## TASK DIRECTIONS:
All lines in the data bearing the string "name" should be identified and copied.

** start RECORDS PROVIDED **

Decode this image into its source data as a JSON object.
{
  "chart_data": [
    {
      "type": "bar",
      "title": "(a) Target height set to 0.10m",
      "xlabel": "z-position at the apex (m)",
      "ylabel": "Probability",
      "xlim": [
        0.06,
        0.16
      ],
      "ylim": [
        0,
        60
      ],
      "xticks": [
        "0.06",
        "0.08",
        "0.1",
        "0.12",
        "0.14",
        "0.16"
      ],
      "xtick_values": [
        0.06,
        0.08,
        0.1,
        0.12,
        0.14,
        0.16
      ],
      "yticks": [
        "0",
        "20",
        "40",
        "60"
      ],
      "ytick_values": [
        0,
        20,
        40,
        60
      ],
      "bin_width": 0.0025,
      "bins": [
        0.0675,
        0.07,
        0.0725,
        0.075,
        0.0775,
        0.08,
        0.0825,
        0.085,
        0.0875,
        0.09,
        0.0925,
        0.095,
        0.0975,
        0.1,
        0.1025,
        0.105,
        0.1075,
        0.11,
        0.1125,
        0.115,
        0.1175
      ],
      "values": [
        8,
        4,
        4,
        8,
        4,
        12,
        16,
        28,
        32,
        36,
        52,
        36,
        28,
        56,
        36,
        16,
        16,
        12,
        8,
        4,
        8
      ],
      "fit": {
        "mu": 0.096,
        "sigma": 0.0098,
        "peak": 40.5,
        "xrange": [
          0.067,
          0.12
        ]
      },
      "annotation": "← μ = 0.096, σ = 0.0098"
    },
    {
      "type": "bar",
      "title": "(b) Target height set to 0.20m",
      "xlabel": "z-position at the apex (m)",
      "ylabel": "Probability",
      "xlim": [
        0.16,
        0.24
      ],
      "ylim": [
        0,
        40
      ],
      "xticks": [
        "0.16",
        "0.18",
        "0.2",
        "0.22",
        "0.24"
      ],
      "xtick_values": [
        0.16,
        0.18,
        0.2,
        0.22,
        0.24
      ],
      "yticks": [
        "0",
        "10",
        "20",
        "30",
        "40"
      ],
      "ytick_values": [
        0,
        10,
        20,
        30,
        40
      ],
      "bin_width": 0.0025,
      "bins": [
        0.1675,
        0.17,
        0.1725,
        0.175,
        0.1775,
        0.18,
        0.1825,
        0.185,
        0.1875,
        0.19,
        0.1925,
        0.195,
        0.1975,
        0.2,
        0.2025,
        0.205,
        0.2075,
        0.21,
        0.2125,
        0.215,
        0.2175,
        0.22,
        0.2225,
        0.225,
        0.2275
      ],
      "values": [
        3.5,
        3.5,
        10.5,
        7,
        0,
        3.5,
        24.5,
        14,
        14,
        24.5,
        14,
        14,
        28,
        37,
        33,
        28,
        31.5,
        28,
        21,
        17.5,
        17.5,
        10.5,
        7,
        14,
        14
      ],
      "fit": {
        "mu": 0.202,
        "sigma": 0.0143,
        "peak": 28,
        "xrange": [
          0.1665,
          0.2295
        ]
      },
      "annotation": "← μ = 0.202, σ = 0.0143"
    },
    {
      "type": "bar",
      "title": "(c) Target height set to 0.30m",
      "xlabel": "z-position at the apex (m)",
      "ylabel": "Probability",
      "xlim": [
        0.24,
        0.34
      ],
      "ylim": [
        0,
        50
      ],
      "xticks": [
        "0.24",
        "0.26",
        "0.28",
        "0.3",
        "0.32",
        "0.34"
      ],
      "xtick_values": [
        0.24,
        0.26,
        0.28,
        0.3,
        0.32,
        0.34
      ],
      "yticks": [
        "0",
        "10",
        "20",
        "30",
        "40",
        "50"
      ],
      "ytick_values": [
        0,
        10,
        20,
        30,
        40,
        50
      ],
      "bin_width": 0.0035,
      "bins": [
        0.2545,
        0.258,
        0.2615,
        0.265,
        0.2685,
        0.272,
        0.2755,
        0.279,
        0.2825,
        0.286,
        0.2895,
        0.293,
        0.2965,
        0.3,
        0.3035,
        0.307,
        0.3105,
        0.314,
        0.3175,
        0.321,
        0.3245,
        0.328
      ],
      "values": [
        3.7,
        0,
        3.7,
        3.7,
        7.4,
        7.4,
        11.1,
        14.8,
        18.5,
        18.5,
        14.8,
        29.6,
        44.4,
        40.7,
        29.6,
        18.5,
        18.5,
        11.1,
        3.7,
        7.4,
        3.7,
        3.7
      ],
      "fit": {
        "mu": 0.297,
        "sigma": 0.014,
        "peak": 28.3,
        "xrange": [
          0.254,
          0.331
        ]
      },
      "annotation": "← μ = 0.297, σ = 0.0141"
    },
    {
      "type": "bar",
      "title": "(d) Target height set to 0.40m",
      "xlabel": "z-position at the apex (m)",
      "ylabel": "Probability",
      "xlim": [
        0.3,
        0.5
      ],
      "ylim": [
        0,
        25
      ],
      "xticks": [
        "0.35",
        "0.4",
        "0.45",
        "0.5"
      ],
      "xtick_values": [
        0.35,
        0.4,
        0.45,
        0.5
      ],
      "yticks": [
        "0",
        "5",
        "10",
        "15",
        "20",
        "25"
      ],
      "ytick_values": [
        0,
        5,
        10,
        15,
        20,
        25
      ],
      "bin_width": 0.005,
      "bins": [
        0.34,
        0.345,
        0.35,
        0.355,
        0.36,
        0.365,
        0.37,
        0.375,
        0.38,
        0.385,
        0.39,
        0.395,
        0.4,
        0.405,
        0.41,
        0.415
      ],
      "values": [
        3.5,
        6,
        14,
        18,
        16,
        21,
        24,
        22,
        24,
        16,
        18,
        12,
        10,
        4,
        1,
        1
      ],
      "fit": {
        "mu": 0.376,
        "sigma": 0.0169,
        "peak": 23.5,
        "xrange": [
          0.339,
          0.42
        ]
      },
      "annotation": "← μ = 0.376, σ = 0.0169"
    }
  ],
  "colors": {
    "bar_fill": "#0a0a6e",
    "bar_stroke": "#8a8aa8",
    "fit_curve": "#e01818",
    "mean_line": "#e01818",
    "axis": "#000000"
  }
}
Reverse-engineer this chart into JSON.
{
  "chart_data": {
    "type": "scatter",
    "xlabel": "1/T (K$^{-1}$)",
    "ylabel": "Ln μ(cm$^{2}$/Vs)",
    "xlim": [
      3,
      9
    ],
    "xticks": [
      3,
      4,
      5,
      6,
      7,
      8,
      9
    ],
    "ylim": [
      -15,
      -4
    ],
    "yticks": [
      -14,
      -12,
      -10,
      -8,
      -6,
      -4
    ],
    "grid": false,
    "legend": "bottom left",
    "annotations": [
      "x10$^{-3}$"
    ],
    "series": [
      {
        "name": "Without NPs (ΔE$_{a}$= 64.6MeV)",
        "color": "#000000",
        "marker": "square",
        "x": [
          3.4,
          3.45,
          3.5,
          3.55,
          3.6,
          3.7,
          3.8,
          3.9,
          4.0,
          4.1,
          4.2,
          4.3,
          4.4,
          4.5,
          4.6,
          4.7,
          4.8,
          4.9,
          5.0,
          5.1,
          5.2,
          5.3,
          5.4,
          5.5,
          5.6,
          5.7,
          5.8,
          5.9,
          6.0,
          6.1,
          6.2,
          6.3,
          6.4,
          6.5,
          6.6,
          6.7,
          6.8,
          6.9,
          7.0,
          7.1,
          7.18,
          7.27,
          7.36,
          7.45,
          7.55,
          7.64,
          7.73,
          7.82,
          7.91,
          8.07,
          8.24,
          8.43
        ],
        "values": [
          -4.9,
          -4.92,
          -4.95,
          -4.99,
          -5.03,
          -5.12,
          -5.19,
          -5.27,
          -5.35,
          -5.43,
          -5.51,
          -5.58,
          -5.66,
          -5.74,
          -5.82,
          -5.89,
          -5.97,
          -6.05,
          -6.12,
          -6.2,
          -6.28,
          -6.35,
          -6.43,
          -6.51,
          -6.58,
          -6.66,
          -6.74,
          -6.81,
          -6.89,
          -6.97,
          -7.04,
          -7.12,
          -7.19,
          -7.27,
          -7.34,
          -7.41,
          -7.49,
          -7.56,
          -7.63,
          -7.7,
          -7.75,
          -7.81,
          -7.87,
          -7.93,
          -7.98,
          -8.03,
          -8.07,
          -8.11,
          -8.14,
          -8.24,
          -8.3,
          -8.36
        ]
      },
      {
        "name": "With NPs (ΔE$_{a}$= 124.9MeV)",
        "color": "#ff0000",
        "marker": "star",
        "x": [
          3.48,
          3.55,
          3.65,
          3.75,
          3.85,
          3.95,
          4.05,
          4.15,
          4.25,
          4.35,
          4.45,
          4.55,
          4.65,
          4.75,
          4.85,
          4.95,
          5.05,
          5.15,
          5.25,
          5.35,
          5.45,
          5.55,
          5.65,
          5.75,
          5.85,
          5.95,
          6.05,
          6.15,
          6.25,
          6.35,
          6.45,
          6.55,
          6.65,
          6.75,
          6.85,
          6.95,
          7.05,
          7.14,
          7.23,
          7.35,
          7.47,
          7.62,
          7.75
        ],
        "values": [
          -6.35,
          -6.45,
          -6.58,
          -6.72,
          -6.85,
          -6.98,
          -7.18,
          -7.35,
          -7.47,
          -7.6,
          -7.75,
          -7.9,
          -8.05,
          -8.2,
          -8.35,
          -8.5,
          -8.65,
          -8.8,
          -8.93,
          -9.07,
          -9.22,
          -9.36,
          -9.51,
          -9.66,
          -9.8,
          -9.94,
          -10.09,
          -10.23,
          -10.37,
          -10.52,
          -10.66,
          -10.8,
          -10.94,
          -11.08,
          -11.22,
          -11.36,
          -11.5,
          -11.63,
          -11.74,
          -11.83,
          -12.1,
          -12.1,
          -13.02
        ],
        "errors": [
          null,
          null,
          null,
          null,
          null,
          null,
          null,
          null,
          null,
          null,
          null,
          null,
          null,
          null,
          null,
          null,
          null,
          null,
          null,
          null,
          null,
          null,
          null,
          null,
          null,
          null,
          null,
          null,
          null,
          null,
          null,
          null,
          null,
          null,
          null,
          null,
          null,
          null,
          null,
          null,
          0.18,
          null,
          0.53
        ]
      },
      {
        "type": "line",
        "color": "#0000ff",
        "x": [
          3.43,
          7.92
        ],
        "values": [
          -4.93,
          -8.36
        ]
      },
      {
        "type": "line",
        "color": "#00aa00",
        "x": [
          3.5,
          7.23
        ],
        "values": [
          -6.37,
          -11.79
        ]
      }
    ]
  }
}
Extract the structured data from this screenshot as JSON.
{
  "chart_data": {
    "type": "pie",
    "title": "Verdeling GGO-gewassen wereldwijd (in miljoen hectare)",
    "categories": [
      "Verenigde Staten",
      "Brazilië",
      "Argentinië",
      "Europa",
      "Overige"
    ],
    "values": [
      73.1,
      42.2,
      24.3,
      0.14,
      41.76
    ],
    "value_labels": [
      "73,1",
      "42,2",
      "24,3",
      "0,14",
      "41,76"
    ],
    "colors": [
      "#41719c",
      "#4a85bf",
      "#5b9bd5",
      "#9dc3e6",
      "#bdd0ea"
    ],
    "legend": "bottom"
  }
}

** end RECORDS PROVIDED **

## SOLUTION FOR THIS PROBLEM:
        "name": "Without NPs (ΔE$_{a}$= 64.6MeV)",
        "name": "With NPs (ΔE$_{a}$= 124.9MeV)",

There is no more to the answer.